Problem description:
Sort through the entries below and pull out lines containing the word "classroom".
— Start of Data extract —
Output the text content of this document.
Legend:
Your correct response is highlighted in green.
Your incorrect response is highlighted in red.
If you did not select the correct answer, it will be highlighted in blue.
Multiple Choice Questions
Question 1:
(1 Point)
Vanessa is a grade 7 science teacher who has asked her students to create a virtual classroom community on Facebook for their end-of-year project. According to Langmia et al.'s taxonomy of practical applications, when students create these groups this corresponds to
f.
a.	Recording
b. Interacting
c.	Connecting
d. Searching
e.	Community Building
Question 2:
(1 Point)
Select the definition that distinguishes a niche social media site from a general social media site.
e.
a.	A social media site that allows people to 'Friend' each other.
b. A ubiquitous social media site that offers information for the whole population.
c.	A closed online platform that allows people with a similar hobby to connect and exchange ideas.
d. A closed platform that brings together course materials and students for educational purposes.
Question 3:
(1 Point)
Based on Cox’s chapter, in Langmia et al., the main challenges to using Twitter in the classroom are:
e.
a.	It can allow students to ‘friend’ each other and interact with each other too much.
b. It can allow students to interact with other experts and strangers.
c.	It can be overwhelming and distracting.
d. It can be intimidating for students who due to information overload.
— End of Data extract —
— Start of Data extract —
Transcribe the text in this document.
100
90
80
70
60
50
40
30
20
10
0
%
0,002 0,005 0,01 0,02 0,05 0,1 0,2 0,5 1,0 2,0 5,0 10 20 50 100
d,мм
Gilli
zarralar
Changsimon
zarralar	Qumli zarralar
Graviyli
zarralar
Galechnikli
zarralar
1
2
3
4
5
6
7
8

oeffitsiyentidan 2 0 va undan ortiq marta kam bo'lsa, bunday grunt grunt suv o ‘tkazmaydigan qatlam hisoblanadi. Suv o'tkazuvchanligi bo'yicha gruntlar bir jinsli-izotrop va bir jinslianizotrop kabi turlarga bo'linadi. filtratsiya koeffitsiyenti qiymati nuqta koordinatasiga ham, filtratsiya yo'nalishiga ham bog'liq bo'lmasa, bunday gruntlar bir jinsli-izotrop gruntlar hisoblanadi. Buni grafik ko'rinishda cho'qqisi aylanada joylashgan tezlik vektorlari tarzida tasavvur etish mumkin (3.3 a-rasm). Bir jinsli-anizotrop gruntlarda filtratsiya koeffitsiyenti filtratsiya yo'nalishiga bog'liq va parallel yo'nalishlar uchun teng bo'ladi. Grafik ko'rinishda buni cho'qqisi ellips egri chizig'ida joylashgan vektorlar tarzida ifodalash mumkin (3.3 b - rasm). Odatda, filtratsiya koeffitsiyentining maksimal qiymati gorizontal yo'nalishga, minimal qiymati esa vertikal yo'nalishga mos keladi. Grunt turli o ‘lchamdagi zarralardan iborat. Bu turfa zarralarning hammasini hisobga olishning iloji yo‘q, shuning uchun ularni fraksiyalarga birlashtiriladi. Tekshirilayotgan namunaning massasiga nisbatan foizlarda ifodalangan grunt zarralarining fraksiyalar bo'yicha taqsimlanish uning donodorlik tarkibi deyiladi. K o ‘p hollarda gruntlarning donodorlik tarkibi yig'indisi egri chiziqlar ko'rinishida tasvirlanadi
— End of Data extract —
Finished task:
Vanessa is a grade 7 science teacher who has asked her students to create a virtual classroom community on Facebook for their end-of-year project. According to Langmia et al.'s taxonomy of practical applications, when students create these groups this corresponds to
Based on Cox’s chapter, in Langmia et al., the main challenges to using Twitter in the classroom are:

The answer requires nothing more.